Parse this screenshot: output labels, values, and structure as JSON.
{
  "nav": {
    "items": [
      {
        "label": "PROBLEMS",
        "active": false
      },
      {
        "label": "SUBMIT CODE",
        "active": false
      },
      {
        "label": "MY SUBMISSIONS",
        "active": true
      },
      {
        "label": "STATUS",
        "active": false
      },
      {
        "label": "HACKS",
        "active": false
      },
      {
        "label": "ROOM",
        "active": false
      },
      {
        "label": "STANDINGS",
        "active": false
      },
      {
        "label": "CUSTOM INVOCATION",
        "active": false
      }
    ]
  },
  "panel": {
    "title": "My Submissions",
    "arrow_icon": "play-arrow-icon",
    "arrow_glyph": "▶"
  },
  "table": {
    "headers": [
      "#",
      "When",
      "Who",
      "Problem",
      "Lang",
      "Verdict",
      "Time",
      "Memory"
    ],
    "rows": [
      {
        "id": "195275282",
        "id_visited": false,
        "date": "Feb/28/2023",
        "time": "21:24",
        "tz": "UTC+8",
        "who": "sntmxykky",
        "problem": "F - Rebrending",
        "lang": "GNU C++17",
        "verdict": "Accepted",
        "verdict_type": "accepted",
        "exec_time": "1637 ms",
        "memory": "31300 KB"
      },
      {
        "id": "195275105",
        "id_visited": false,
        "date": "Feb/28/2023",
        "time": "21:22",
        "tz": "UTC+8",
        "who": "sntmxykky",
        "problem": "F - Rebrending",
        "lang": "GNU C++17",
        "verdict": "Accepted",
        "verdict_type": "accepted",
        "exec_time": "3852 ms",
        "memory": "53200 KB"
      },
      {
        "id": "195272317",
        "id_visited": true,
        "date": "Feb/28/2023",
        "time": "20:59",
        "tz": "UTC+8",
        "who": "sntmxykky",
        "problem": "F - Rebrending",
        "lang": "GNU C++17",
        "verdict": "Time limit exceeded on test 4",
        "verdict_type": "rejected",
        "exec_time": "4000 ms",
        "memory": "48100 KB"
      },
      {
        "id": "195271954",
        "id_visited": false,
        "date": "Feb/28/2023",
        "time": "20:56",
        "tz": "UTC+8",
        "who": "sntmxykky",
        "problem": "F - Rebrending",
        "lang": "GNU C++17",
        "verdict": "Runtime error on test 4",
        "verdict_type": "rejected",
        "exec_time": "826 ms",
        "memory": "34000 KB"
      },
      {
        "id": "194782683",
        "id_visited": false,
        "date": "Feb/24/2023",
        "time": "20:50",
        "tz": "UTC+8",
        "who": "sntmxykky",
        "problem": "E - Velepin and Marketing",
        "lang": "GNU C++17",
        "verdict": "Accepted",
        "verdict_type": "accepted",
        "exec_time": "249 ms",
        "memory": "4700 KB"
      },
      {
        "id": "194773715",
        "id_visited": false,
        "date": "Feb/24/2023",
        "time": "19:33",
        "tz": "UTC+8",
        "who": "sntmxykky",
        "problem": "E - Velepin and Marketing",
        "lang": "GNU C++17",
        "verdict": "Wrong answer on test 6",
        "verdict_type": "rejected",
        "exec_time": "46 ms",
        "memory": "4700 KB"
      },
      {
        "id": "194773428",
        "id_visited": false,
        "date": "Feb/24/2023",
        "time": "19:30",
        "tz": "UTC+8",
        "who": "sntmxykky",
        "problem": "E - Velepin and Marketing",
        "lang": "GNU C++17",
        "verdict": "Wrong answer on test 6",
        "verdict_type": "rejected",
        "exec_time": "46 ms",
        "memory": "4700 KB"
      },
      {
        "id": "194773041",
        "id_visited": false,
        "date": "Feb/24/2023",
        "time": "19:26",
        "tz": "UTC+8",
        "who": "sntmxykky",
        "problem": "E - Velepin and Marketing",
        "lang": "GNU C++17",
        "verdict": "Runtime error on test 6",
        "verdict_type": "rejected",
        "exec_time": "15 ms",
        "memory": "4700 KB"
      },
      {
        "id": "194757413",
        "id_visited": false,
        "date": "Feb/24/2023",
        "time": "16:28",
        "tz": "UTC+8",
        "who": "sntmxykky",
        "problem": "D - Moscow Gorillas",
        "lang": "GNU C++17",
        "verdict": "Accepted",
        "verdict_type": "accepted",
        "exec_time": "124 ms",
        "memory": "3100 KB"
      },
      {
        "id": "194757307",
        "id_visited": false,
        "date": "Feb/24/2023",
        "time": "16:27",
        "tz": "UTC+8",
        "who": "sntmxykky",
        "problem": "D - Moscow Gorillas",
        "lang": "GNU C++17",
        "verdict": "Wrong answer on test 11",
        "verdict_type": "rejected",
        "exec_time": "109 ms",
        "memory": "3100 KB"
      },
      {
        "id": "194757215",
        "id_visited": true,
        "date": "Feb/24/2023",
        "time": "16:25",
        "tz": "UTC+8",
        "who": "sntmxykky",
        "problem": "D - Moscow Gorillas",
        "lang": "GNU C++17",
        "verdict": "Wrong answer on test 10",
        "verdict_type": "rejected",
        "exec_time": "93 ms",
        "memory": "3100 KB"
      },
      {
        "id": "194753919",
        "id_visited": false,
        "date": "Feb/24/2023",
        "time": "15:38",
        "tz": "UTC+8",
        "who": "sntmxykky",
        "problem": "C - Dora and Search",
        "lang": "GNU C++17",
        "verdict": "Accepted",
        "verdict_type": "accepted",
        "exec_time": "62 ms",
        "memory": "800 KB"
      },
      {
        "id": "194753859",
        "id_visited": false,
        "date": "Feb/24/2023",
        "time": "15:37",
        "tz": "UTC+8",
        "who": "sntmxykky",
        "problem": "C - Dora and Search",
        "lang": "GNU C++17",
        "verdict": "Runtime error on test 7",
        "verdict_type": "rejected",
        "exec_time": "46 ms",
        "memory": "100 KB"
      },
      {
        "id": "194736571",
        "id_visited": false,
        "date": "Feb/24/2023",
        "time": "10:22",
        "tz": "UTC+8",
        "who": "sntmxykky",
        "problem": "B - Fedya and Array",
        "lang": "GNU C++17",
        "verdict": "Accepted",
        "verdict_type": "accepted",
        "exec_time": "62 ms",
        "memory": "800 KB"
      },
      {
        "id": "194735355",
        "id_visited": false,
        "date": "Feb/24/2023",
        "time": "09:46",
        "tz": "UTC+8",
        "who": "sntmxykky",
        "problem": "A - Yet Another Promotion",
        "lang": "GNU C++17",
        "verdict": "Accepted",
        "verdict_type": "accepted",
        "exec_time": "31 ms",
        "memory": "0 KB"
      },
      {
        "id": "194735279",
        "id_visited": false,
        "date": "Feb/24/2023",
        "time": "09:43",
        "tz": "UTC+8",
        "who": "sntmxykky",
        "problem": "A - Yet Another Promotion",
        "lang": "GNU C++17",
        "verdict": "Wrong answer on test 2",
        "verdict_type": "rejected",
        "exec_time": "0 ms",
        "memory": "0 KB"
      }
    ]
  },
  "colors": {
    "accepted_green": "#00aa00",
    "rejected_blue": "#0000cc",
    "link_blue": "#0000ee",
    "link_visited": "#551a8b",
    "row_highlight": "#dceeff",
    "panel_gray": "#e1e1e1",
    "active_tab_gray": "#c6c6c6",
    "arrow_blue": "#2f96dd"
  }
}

-=-=-=-=-

- **WHAT TO WORK ON**
Would you reproduce all the entries exactly?

- **SOLUTION TO THIS TASK**
Parse this screenshot: output labels, values, and structure as JSON.
{
  "nav": {
    "items": [
      {
        "label": "PROBLEMS",
        "active": false
      },
      {
        "label": "SUBMIT CODE",
        "active": false
      },
      {
        "label": "MY SUBMISSIONS",
        "active": true
      },
      {
        "label": "STATUS",
        "active": false
      },
      {
        "label": "HACKS",
        "active": false
      },
      {
        "label": "ROOM",
        "active": false
      },
      {
        "label": "STANDINGS",
        "active": false
      },
      {
        "label": "CUSTOM INVOCATION",
        "active": false
      }
    ]
  },
  "panel": {
    "title": "My Submissions",
    "arrow_icon": "play-arrow-icon",
    "arrow_glyph": "▶"
  },
  "table": {
    "headers": [
      "#",
      "When",
      "Who",
      "Problem",
      "Lang",
      "Verdict",
      "Time",
      "Memory"
    ],
    "rows": [
      {
        "id": "195275282",
        "id_visited": false,
        "date": "Feb/28/2023",
        "time": "21:24",
        "tz": "UTC+8",
        "who": "sntmxykky",
        "problem": "F - Rebrending",
        "lang": "GNU C++17",
        "verdict": "Accepted",
        "verdict_type": "accepted",
        "exec_time": "1637 ms",
        "memory": "31300 KB"
      },
      {
        "id": "195275105",
        "id_visited": false,
        "date": "Feb/28/2023",
        "time": "21:22",
        "tz": "UTC+8",
        "who": "sntmxykky",
        "problem": "F - Rebrending",
        "lang": "GNU C++17",
        "verdict": "Accepted",
        "verdict_type": "accepted",
        "exec_time": "3852 ms",
        "memory": "53200 KB"
      },
      {
        "id": "195272317",
        "id_visited": true,
        "date": "Feb/28/2023",
        "time": "20:59",
        "tz": "UTC+8",
        "who": "sntmxykky",
        "problem": "F - Rebrending",
        "lang": "GNU C++17",
        "verdict": "Time limit exceeded on test 4",
        "verdict_type": "rejected",
        "exec_time": "4000 ms",
        "memory": "48100 KB"
      },
      {
        "id": "195271954",
        "id_visited": false,
        "date": "Feb/28/2023",
        "time": "20:56",
        "tz": "UTC+8",
        "who": "sntmxykky",
        "problem": "F - Rebrending",
        "lang": "GNU C++17",
        "verdict": "Runtime error on test 4",
        "verdict_type": "rejected",
        "exec_time": "826 ms",
        "memory": "34000 KB"
      },
      {
        "id": "194782683",
        "id_visited": false,
        "date": "Feb/24/2023",
        "time": "20:50",
        "tz": "UTC+8",
        "who": "sntmxykky",
        "problem": "E - Velepin and Marketing",
        "lang": "GNU C++17",
        "verdict": "Accepted",
        "verdict_type": "accepted",
        "exec_time": "249 ms",
        "memory": "4700 KB"
      },
      {
        "id": "194773715",
        "id_visited": false,
        "date": "Feb/24/2023",
        "time": "19:33",
        "tz": "UTC+8",
        "who": "sntmxykky",
        "problem": "E - Velepin and Marketing",
        "lang": "GNU C++17",
        "verdict": "Wrong answer on test 6",
        "verdict_type": "rejected",
        "exec_time": "46 ms",
        "memory": "4700 KB"
      },
      {
        "id": "194773428",
        "id_visited": false,
        "date": "Feb/24/2023",
        "time": "19:30",
        "tz": "UTC+8",
        "who": "sntmxykky",
        "problem": "E - Velepin and Marketing",
        "lang": "GNU C++17",
        "verdict": "Wrong answer on test 6",
        "verdict_type": "rejected",
        "exec_time": "46 ms",
        "memory": "4700 KB"
      },
      {
        "id": "194773041",
        "id_visited": false,
        "date": "Feb/24/2023",
        "time": "19:26",
        "tz": "UTC+8",
        "who": "sntmxykky",
        "problem": "E - Velepin and Marketing",
        "lang": "GNU C++17",
        "verdict": "Runtime error on test 6",
        "verdict_type": "rejected",
        "exec_time": "15 ms",
        "memory": "4700 KB"
      },
      {
        "id": "194757413",
        "id_visited": false,
        "date": "Feb/24/2023",
        "time": "16:28",
        "tz": "UTC+8",
        "who": "sntmxykky",
        "problem": "D - Moscow Gorillas",
        "lang": "GNU C++17",
        "verdict": "Accepted",
        "verdict_type": "accepted",
        "exec_time": "124 ms",
        "memory": "3100 KB"
      },
      {
        "id": "194757307",
        "id_visited": false,
        "date": "Feb/24/2023",
        "time": "16:27",
        "tz": "UTC+8",
        "who": "sntmxykky",
        "problem": "D - Moscow Gorillas",
        "lang": "GNU C++17",
        "verdict": "Wrong answer on test 11",
        "verdict_type": "rejected",
        "exec_time": "109 ms",
        "memory": "3100 KB"
      },
      {
        "id": "194757215",
        "id_visited": true,
        "date": "Feb/24/2023",
        "time": "16:25",
        "tz": "UTC+8",
        "who": "sntmxykky",
        "problem": "D - Moscow Gorillas",
        "lang": "GNU C++17",
        "verdict": "Wrong answer on test 10",
        "verdict_type": "rejected",
        "exec_time": "93 ms",
        "memory": "3100 KB"
      },
      {
        "id": "194753919",
        "id_visited": false,
        "date": "Feb/24/2023",
        "time": "15:38",
        "tz": "UTC+8",
        "who": "sntmxykky",
        "problem": "C - Dora and Search",
        "lang": "GNU C++17",
        "verdict": "Accepted",
        "verdict_type": "accepted",
        "exec_time": "62 ms",
        "memory": "800 KB"
      },
      {
        "id": "194753859",
        "id_visited": false,
        "date": "Feb/24/2023",
        "time": "15:37",
        "tz": "UTC+8",
        "who": "sntmxykky",
        "problem": "C - Dora and Search",
        "lang": "GNU C++17",
        "verdict": "Runtime error on test 7",
        "verdict_type": "rejected",
        "exec_time": "46 ms",
        "memory": "100 KB"
      },
      {
        "id": "194736571",
        "id_visited": false,
        "date": "Feb/24/2023",
        "time": "10:22",
        "tz": "UTC+8",
        "who": "sntmxykky",
        "problem": "B - Fedya and Array",
        "lang": "GNU C++17",
        "verdict": "Accepted",
        "verdict_type": "accepted",
        "exec_time": "62 ms",
        "memory": "800 KB"
      },
      {
        "id": "194735355",
        "id_visited": false,
        "date": "Feb/24/2023",
        "time": "09:46",
        "tz": "UTC+8",
        "who": "sntmxykky",
        "problem": "A - Yet Another Promotion",
        "lang": "GNU C++17",
        "verdict": "Accepted",
        "verdict_type": "accepted",
        "exec_time": "31 ms",
        "memory": "0 KB"
      },
      {
        "id": "194735279",
        "id_visited": false,
        "date": "Feb/24/2023",
        "time": "09:43",
        "tz": "UTC+8",
        "who": "sntmxykky",
        "problem": "A - Yet Another Promotion",
        "lang": "GNU C++17",
        "verdict": "Wrong answer on test 2",
        "verdict_type": "rejected",
        "exec_time": "0 ms",
        "memory": "0 KB"
      }
    ]
  },
  "colors": {
    "accepted_green": "#00aa00",
    "rejected_blue": "#0000cc",
    "link_blue": "#0000ee",
    "link_visited": "#551a8b",
    "row_highlight": "#dceeff",
    "panel_gray": "#e1e1e1",
    "active_tab_gray": "#c6c6c6",
    "arrow_blue": "#2f96dd"
  }
}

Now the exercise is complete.